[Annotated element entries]
━━━
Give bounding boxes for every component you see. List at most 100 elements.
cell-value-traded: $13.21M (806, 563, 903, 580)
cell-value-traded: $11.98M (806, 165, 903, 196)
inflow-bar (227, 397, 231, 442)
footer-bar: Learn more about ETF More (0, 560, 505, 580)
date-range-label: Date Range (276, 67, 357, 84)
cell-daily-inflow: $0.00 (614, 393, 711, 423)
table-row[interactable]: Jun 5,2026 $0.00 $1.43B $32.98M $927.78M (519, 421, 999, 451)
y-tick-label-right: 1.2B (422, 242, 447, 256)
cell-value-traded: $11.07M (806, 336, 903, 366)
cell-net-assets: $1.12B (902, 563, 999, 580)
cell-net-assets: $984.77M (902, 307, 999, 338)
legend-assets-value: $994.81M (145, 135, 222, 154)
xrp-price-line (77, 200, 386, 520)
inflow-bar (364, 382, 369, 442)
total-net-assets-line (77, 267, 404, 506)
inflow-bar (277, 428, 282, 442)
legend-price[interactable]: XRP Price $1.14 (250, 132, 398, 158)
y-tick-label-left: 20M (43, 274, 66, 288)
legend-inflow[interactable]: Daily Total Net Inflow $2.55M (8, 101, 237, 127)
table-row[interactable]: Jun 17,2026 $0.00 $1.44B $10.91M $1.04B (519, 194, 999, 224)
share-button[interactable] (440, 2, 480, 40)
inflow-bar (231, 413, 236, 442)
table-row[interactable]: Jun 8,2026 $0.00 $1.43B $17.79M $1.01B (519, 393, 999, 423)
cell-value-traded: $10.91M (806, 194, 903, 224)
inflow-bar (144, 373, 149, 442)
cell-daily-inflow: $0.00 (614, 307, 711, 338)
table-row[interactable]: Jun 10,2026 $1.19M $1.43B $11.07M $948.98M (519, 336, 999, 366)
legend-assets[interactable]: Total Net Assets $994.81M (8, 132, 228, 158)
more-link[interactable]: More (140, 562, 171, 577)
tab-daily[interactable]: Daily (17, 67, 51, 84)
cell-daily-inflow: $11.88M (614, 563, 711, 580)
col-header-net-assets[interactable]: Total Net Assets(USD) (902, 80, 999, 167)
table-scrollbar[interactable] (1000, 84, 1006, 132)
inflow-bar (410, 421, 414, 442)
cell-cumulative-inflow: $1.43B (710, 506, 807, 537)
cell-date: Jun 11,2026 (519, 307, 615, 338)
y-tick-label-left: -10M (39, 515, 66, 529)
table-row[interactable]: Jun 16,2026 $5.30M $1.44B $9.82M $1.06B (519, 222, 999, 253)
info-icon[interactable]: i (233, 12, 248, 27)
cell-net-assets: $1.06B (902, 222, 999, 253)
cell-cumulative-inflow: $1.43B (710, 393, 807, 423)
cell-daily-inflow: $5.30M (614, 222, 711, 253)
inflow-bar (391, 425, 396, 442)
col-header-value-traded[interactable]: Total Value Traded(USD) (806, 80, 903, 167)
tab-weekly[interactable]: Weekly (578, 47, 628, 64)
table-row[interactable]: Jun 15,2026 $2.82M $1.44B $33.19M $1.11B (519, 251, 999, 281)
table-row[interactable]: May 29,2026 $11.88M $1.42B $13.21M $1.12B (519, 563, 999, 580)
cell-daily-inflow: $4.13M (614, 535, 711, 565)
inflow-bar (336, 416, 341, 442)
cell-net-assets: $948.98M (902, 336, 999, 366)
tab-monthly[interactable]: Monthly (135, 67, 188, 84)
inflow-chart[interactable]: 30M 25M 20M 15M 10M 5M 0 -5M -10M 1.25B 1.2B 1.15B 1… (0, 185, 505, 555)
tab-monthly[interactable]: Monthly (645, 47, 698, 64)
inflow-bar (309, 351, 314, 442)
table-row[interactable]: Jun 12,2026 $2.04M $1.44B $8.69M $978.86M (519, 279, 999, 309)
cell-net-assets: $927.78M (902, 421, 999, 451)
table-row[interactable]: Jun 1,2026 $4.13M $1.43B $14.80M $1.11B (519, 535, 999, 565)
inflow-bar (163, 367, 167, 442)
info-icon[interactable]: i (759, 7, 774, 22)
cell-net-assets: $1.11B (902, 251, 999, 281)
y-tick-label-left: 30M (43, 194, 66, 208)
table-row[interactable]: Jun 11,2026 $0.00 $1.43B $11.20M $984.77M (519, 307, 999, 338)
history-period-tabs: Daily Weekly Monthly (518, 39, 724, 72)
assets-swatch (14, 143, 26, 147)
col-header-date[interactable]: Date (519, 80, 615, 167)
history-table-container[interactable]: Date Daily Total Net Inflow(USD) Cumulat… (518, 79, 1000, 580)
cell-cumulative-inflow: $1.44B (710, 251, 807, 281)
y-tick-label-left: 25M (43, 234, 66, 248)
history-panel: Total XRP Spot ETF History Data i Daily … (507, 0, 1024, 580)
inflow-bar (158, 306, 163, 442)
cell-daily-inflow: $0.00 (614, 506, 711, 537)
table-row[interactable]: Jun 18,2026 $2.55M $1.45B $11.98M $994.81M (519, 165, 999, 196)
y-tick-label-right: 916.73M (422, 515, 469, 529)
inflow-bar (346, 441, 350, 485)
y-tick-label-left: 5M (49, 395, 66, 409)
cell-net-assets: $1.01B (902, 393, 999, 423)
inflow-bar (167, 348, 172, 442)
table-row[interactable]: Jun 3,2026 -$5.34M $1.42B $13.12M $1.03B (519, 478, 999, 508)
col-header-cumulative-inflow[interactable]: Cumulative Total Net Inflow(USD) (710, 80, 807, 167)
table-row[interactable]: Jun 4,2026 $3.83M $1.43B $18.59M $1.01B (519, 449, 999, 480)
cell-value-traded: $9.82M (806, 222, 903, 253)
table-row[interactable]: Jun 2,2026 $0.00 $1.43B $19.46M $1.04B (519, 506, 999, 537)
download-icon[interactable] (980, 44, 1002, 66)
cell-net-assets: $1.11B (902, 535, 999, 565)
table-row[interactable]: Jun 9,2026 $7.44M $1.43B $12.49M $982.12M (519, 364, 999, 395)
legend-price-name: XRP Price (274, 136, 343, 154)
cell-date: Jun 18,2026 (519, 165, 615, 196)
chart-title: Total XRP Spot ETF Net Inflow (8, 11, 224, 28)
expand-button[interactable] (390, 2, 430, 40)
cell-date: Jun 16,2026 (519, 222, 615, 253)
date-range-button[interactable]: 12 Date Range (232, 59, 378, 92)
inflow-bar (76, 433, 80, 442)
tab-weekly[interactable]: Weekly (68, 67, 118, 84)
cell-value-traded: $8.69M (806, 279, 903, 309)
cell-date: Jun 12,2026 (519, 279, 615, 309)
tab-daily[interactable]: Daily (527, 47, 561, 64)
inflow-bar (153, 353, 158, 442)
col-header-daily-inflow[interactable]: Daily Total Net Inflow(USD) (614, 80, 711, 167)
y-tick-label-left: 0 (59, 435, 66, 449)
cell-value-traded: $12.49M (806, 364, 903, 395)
━━━
• Task details: Extract every line from each item above and reproduce them all unchanged, in their original order.

• Result of this exercise:
Give bounding boxes for every component you see. List at most 100 elements.
cell-value-traded: $13.21M (806, 563, 903, 580)
cell-value-traded: $11.98M (806, 165, 903, 196)
inflow-bar (227, 397, 231, 442)
footer-bar: Learn more about ETF More (0, 560, 505, 580)
date-range-label: Date Range (276, 67, 357, 84)
cell-daily-inflow: $0.00 (614, 393, 711, 423)
table-row[interactable]: Jun 5,2026 $0.00 $1.43B $32.98M $927.78M (519, 421, 999, 451)
y-tick-label-right: 1.2B (422, 242, 447, 256)
cell-value-traded: $11.07M (806, 336, 903, 366)
cell-net-assets: $1.12B (902, 563, 999, 580)
cell-net-assets: $984.77M (902, 307, 999, 338)
legend-assets-value: $994.81M (145, 135, 222, 154)
xrp-price-line (77, 200, 386, 520)
inflow-bar (364, 382, 369, 442)
total-net-assets-line (77, 267, 404, 506)
inflow-bar (277, 428, 282, 442)
legend-price[interactable]: XRP Price $1.14 (250, 132, 398, 158)
y-tick-label-left: 20M (43, 274, 66, 288)
legend-inflow[interactable]: Daily Total Net Inflow $2.55M (8, 101, 237, 127)
table-row[interactable]: Jun 17,2026 $0.00 $1.44B $10.91M $1.04B (519, 194, 999, 224)
share-button[interactable] (440, 2, 480, 40)
inflow-bar (231, 413, 236, 442)
table-row[interactable]: Jun 8,2026 $0.00 $1.43B $17.79M $1.01B (519, 393, 999, 423)
cell-value-traded: $10.91M (806, 194, 903, 224)
inflow-bar (144, 373, 149, 442)
cell-daily-inflow: $0.00 (614, 307, 711, 338)
table-row[interactable]: Jun 10,2026 $1.19M $1.43B $11.07M $948.98M (519, 336, 999, 366)
legend-assets[interactable]: Total Net Assets $994.81M (8, 132, 228, 158)
more-link[interactable]: More (140, 562, 171, 577)
tab-daily[interactable]: Daily (17, 67, 51, 84)
cell-daily-inflow: $11.88M (614, 563, 711, 580)
col-header-net-assets[interactable]: Total Net Assets(USD) (902, 80, 999, 167)
table-scrollbar[interactable] (1000, 84, 1006, 132)
inflow-bar (410, 421, 414, 442)
cell-cumulative-inflow: $1.43B (710, 506, 807, 537)
cell-date: Jun 11,2026 (519, 307, 615, 338)
y-tick-label-left: -10M (39, 515, 66, 529)
table-row[interactable]: Jun 16,2026 $5.30M $1.44B $9.82M $1.06B (519, 222, 999, 253)
info-icon[interactable]: i (233, 12, 248, 27)
cell-net-assets: $1.06B (902, 222, 999, 253)
cell-cumulative-inflow: $1.43B (710, 393, 807, 423)
cell-daily-inflow: $5.30M (614, 222, 711, 253)
inflow-bar (391, 425, 396, 442)
col-header-value-traded[interactable]: Total Value Traded(USD) (806, 80, 903, 167)
tab-weekly[interactable]: Weekly (578, 47, 628, 64)
table-row[interactable]: Jun 15,2026 $2.82M $1.44B $33.19M $1.11B (519, 251, 999, 281)
table-row[interactable]: May 29,2026 $11.88M $1.42B $13.21M $1.12B (519, 563, 999, 580)
cell-daily-inflow: $4.13M (614, 535, 711, 565)
inflow-bar (336, 416, 341, 442)
cell-net-assets: $948.98M (902, 336, 999, 366)
tab-monthly[interactable]: Monthly (135, 67, 188, 84)
inflow-chart[interactable]: 30M 25M 20M 15M 10M 5M 0 -5M -10M 1.25B 1.2B 1.15B 1… (0, 185, 505, 555)
tab-monthly[interactable]: Monthly (645, 47, 698, 64)
inflow-bar (309, 351, 314, 442)
table-row[interactable]: Jun 12,2026 $2.04M $1.44B $8.69M $978.86M (519, 279, 999, 309)
cell-net-assets: $927.78M (902, 421, 999, 451)
table-row[interactable]: Jun 1,2026 $4.13M $1.43B $14.80M $1.11B (519, 535, 999, 565)
inflow-bar (163, 367, 167, 442)
info-icon[interactable]: i (759, 7, 774, 22)
cell-net-assets: $1.11B (902, 251, 999, 281)
y-tick-label-left: 30M (43, 194, 66, 208)
table-row[interactable]: Jun 11,2026 $0.00 $1.43B $11.20M $984.77M (519, 307, 999, 338)
history-period-tabs: Daily Weekly Monthly (518, 39, 724, 72)
assets-swatch (14, 143, 26, 147)
col-header-date[interactable]: Date (519, 80, 615, 167)
history-table-container[interactable]: Date Daily Total Net Inflow(USD) Cumulat… (518, 79, 1000, 580)
cell-cumulative-inflow: $1.44B (710, 251, 807, 281)
y-tick-label-left: 25M (43, 234, 66, 248)
history-panel: Total XRP Spot ETF History Data i Daily … (507, 0, 1024, 580)
inflow-bar (158, 306, 163, 442)
cell-daily-inflow: $0.00 (614, 506, 711, 537)
table-row[interactable]: Jun 18,2026 $2.55M $1.45B $11.98M $994.81M (519, 165, 999, 196)
y-tick-label-right: 916.73M (422, 515, 469, 529)
inflow-bar (346, 441, 350, 485)
y-tick-label-left: 5M (49, 395, 66, 409)
cell-net-assets: $1.01B (902, 393, 999, 423)
inflow-bar (167, 348, 172, 442)
table-row[interactable]: Jun 3,2026 -$5.34M $1.42B $13.12M $1.03B (519, 478, 999, 508)
col-header-cumulative-inflow[interactable]: Cumulative Total Net Inflow(USD) (710, 80, 807, 167)
table-row[interactable]: Jun 4,2026 $3.83M $1.43B $18.59M $1.01B (519, 449, 999, 480)
cell-value-traded: $9.82M (806, 222, 903, 253)
table-row[interactable]: Jun 2,2026 $0.00 $1.43B $19.46M $1.04B (519, 506, 999, 537)
download-icon[interactable] (980, 44, 1002, 66)
cell-net-assets: $1.11B (902, 535, 999, 565)
table-row[interactable]: Jun 9,2026 $7.44M $1.43B $12.49M $982.12M (519, 364, 999, 395)
legend-price-name: XRP Price (274, 136, 343, 154)
cell-date: Jun 18,2026 (519, 165, 615, 196)
chart-title: Total XRP Spot ETF Net Inflow (8, 11, 224, 28)
expand-button[interactable] (390, 2, 430, 40)
cell-date: Jun 16,2026 (519, 222, 615, 253)
date-range-button[interactable]: 12 Date Range (232, 59, 378, 92)
inflow-bar (76, 433, 80, 442)
tab-weekly[interactable]: Weekly (68, 67, 118, 84)
cell-value-traded: $8.69M (806, 279, 903, 309)
cell-date: Jun 12,2026 (519, 279, 615, 309)
tab-daily[interactable]: Daily (527, 47, 561, 64)
inflow-bar (153, 353, 158, 442)
col-header-daily-inflow[interactable]: Daily Total Net Inflow(USD) (614, 80, 711, 167)
y-tick-label-left: 0 (59, 435, 66, 449)
cell-value-traded: $12.49M (806, 364, 903, 395)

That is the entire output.